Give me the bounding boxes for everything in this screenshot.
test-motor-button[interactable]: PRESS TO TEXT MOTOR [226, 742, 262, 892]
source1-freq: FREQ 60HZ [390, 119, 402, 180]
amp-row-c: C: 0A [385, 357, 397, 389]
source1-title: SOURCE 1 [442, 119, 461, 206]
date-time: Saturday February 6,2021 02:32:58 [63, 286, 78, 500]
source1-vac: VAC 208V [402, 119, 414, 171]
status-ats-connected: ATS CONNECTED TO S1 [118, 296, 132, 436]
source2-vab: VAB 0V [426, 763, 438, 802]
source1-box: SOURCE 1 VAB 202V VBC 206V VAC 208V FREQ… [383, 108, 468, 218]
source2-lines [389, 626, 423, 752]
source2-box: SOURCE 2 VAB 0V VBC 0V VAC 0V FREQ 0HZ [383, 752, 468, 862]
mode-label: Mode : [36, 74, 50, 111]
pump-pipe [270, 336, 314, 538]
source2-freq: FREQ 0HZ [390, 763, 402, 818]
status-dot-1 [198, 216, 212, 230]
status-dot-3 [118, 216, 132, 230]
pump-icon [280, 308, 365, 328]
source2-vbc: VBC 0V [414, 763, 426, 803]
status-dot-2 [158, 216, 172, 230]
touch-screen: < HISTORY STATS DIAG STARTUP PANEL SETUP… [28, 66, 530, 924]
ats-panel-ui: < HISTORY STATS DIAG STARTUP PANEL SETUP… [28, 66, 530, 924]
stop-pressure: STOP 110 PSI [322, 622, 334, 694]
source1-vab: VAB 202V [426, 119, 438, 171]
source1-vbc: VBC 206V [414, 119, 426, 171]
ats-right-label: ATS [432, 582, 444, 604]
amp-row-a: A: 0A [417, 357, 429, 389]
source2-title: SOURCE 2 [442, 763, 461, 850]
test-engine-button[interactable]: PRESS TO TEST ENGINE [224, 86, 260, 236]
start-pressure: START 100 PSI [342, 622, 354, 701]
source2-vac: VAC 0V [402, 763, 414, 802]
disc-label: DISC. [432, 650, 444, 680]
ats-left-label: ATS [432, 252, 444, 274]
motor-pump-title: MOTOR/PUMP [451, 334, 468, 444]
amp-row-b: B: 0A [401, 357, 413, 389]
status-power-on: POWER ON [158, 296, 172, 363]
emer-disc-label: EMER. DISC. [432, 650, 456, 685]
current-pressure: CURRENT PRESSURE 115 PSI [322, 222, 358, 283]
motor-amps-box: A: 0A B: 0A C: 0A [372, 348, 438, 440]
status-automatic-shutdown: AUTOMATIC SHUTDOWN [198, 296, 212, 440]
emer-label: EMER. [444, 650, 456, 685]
==================================================
:: Your instructions ::
How many lines in the records contain the string "STARTUP"? Case counts. Reply with the number alone.

:: Exercise solution ::
2